__Aim of the task__:
Copy each line that contains the string "少量大专生".

__Provided data__:
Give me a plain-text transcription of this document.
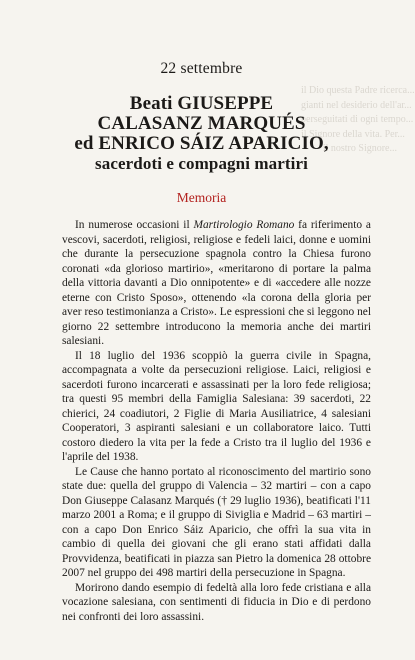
il Dio questa Padre ricerca...
gianti nel desiderio dell'ar...
perseguitati di ogni tempo...
il Signore della vita. Per...
il nostro Signore...
22 settembre
Beati GIUSEPPE
CALASANZ MARQUÉS
ed ENRICO SÁIZ APARICIO,
sacerdoti e compagni martiri
Memoria

In numerose occasioni il Martirologio Romano fa riferimento a vescovi, sacerdoti, religiosi, religiose e fedeli laici, donne e uomini che durante la persecuzione spagnola contro la Chiesa furono coronati «da glorioso martirio», «meritarono di portare la palma della vittoria davanti a Dio onnipotente» e di «accedere alle nozze eterne con Cristo Sposo», ottenendo «la corona della gloria per aver reso testimonianza a Cristo». Le espressioni che si leggono nel giorno 22 settembre introducono la memoria anche dei martiri salesiani.

Il 18 luglio del 1936 scoppiò la guerra civile in Spagna, accompagnata a volte da persecuzioni religiose. Laici, religiosi e sacerdoti furono incarcerati e assassinati per la loro fede religiosa; tra questi 95 membri della Famiglia Salesiana: 39 sacerdoti, 22 chierici, 24 coadiutori, 2 Figlie di Maria Ausiliatrice, 4 salesiani Cooperatori, 3 aspiranti salesiani e un collaboratore laico. Tutti costoro diedero la vita per la fede a Cristo tra il luglio del 1936 e l'aprile del 1938.

Le Cause che hanno portato al riconoscimento del martirio sono state due: quella del gruppo di Valencia – 32 martiri – con a capo Don Giuseppe Calasanz Marqués († 29 luglio 1936), beatificati l'11 marzo 2001 a Roma; e il gruppo di Siviglia e Madrid – 63 martiri – con a capo Don Enrico Sáiz Aparicio, che offrì la sua vita in cambio di quella dei giovani che gli erano stati affidati dalla Provvidenza, beatificati in piazza san Pietro la domenica 28 ottobre 2007 nel gruppo dei 498 martiri della persecuzione in Spagna.

Morirono dando esempio di fedeltà alla loro fede cristiana e alla vocazione salesiana, con sentimenti di fiducia in Dio e di perdono nei confronti dei loro assassini.
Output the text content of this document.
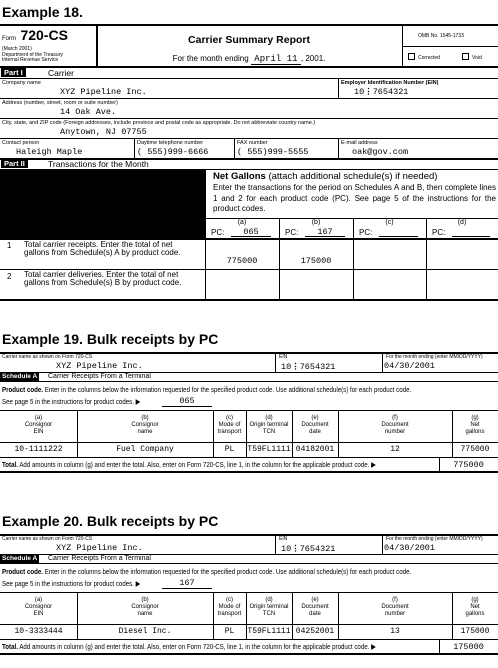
Example 18.
Form 720-CS
(March 2001)
Department of the Treasury
Internal Revenue Service
Carrier Summary Report
For the month ending April 11 , 2001.
OMB No. 1545-1733
Corrected	Void
Part I	Carrier
Company name
XYZ Pipeline Inc.
Employer Identification Number (EIN)
10⋮7654321
Address (number, street, room or suite number)
14 Oak Ave.
City, state, and ZIP code (Foreign addresses, include province and postal code as appropriate. Do not abbreviate country name.)
Anytown, NJ 07755
Contact person
Haleigh Maple
Daytime telephone number
( 555)999-6666
FAX number
( 555)999-5555
E-mail address
oak@gov.com
Part II	Transactions for the Month
Net Gallons (attach additional schedule(s) if needed)
Enter the transactions for the period on Schedules A and B, then complete lines 1 and 2 for each product code (PC). See page 5 of the instructions for the product codes.
(a)
PC:	065
(b)
PC:	167
(c)
PC:
(d)
PC:
1 Total carrier receipts. Enter the total of net gallons from Schedule(s) A by product code.
775000	175000
2 Total carrier deliveries. Enter the total of net gallons from Schedule(s) B by product code.
Example 19. Bulk receipts by PC
Carrier name as shown on Form 720-CS
XYZ Pipeline Inc.
EIN
10⋮7654321
For the month ending (enter MM/DD/YYYY)
04/30/2001
Schedule A Carrier Receipts From a Terminal
Product code. Enter in the columns below the information requested for the specified product code. Use additional schedule(s) for each product code.
See page 5 in the instructions for product codes. ▶	065
(a)
Consignor
EIN
(b)
Consignor
name
(c)
Mode of
transport
(d)
Origin terminal
TCN
(e)
Document
date
(f)
Document
number
(g)
Net
gallons
10-1111222	Fuel Company	PL	T59FL1111 04182001	12	775000
Total. Add amounts in column (g) and enter the total. Also, enter on Form 720-CS, line 1, in the column for the applicable product code. ▶	775000
Example 20. Bulk receipts by PC
Carrier name as shown on Form 720-CS
XYZ Pipeline Inc.
EIN
10⋮7654321
For the month ending (enter MM/DD/YYYY)
04/30/2001
Schedule A Carrier Receipts From a Terminal
Product code. Enter in the columns below the information requested for the specified product code. Use additional schedule(s) for each product code.
See page 5 in the instructions for product codes. ▶	167
(a)
Consignor
EIN
(b)
Consignor
name
(c)
Mode of
transport
(d)
Origin terminal
TCN
(e)
Document
date
(f)
Document
number
(g)
Net
gallons
10-3333444	Diesel Inc.	PL	T59FL1111 04252001	13	175000
Total. Add amounts in column (g) and enter the total. Also, enter on Form 720-CS, line 1, in the column for the applicable product code. ▶	175000
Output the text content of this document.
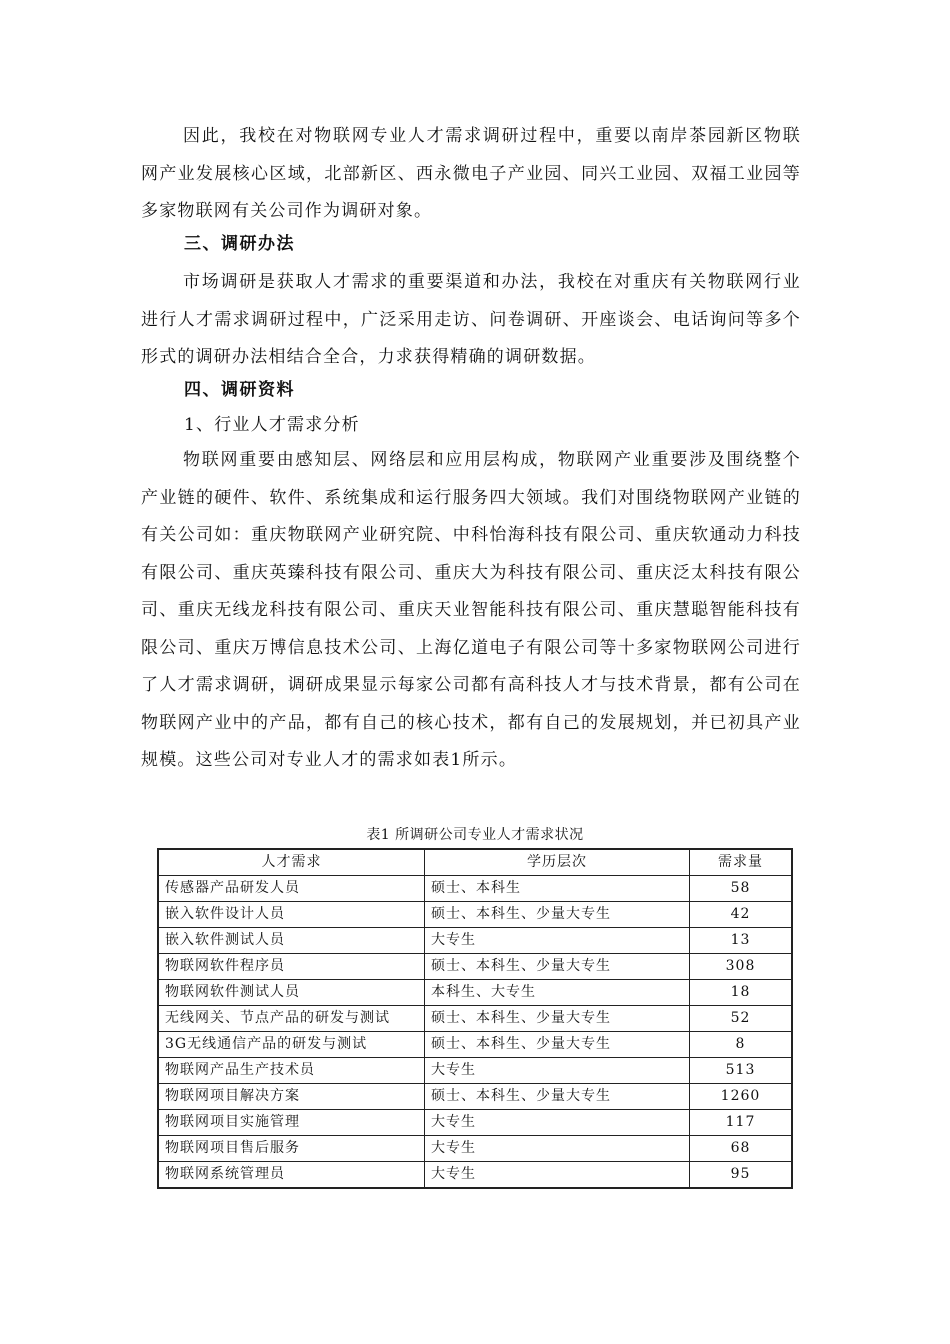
因此，我校在对物联网专业人才需求调研过程中，重要以南岸茶园新区物联网产业发展核心区域，北部新区、西永微电子产业园、同兴工业园、双福工业园等多家物联网有关公司作为调研对象。

三、调研办法

市场调研是获取人才需求的重要渠道和办法，我校在对重庆有关物联网行业进行人才需求调研过程中，广泛采用走访、问卷调研、开座谈会、电话询问等多个形式的调研办法相结合全合，力求获得精确的调研数据。

四、调研资料

1、行业人才需求分析

物联网重要由感知层、网络层和应用层构成，物联网产业重要涉及围绕整个产业链的硬件、软件、系统集成和运行服务四大领域。我们对围绕物联网产业链的有关公司如：重庆物联网产业研究院、中科怡海科技有限公司、重庆软通动力科技有限公司、重庆英臻科技有限公司、重庆大为科技有限公司、重庆泛太科技有限公司、重庆无线龙科技有限公司、重庆天业智能科技有限公司、重庆慧聪智能科技有限公司、重庆万博信息技术公司、上海亿道电子有限公司等十多家物联网公司进行了人才需求调研，调研成果显示每家公司都有高科技人才与技术背景，都有公司在物联网产业中的产品，都有自己的核心技术，都有自己的发展规划，并已初具产业规模。这些公司对专业人才的需求如表1所示。

表1 所调研公司专业人才需求状况
人才需求	学历层次	需求量
传感器产品研发人员	硕士、本科生	58
嵌入软件设计人员	硕士、本科生、少量大专生	42
嵌入软件测试人员	大专生	13
物联网软件程序员	硕士、本科生、少量大专生	308
物联网软件测试人员	本科生、大专生	18
无线网关、节点产品的研发与测试	硕士、本科生、少量大专生	52
3G无线通信产品的研发与测试	硕士、本科生、少量大专生	8
物联网产品生产技术员	大专生	513
物联网项目解决方案	硕士、本科生、少量大专生	1260
物联网项目实施管理	大专生	117
物联网项目售后服务	大专生	68
物联网系统管理员	大专生	95
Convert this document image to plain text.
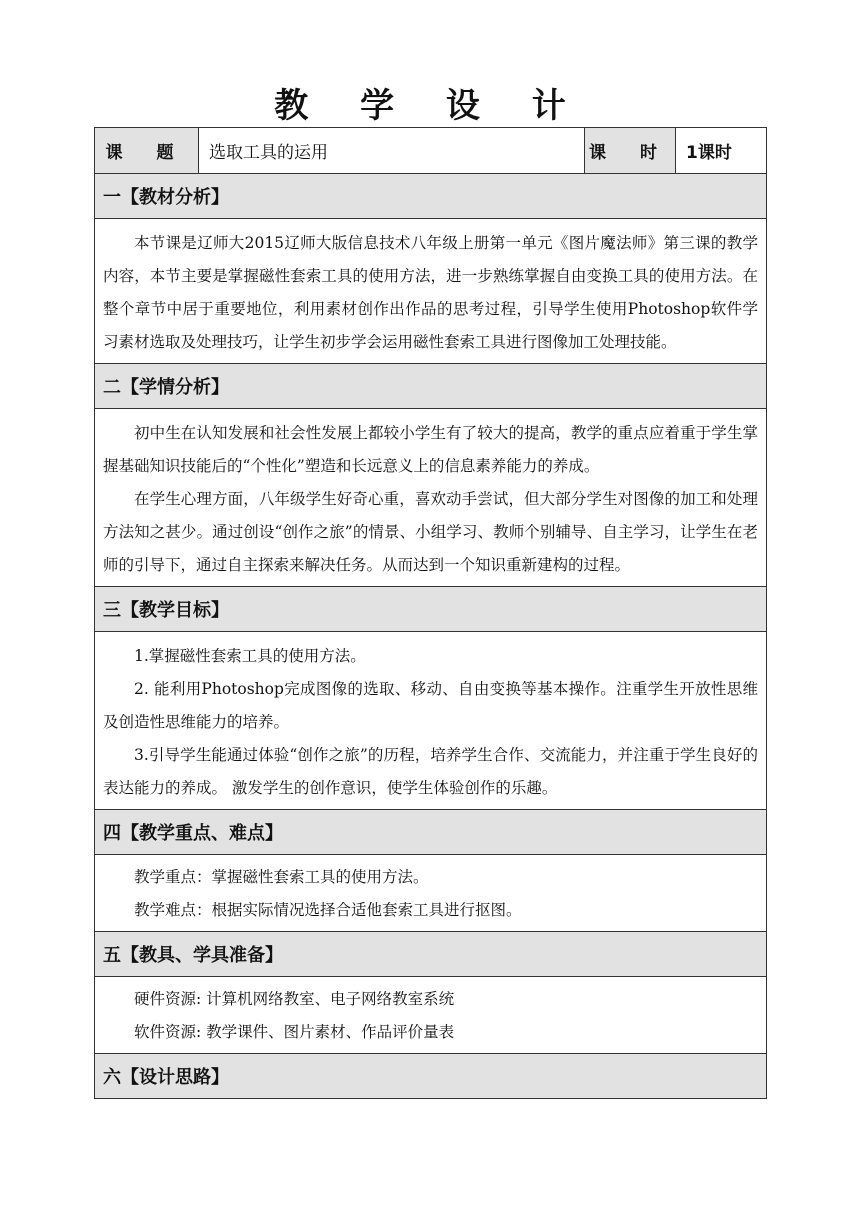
教 学 设 计
课 题	选取工具的运用	课 时	1课时
一【教材分析】

本节课是辽师大2015辽师大版信息技术八年级上册第一单元《图片魔法师》第三课的教学内容，本节主要是掌握磁性套索工具的使用方法，进一步熟练掌握自由变换工具的使用方法。在整个章节中居于重要地位，利用素材创作出作品的思考过程，引导学生使用Photoshop软件学习素材选取及处理技巧，让学生初步学会运用磁性套索工具进行图像加工处理技能。

二【学情分析】

初中生在认知发展和社会性发展上都较小学生有了较大的提高，教学的重点应着重于学生掌握基础知识技能后的“个性化”塑造和长远意义上的信息素养能力的养成。

在学生心理方面，八年级学生好奇心重，喜欢动手尝试，但大部分学生对图像的加工和处理方法知之甚少。通过创设“创作之旅”的情景、小组学习、教师个别辅导、自主学习，让学生在老师的引导下，通过自主探索来解决任务。从而达到一个知识重新建构的过程。

三【教学目标】

1.掌握磁性套索工具的使用方法。

2. 能利用Photoshop完成图像的选取、移动、自由变换等基本操作。注重学生开放性思维及创造性思维能力的培养。

3.引导学生能通过体验“创作之旅”的历程，培养学生合作、交流能力，并注重于学生良好的表达能力的养成。 激发学生的创作意识，使学生体验创作的乐趣。

四【教学重点、难点】

教学重点：掌握磁性套索工具的使用方法。

教学难点：根据实际情况选择合适他套索工具进行抠图。

五【教具、学具准备】

硬件资源: 计算机网络教室、电子网络教室系统

软件资源: 教学课件、图片素材、作品评价量表

六【设计思路】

__Answer to the exercise__:
嵌入软件设计人员	硕士、本科生、少量大专生	42
物联网软件程序员	硕士、本科生、少量大专生	308
无线网关、节点产品的研发与测试	硕士、本科生、少量大专生	52
3G无线通信产品的研发与测试	硕士、本科生、少量大专生	8
物联网项目解决方案	硕士、本科生、少量大专生	1260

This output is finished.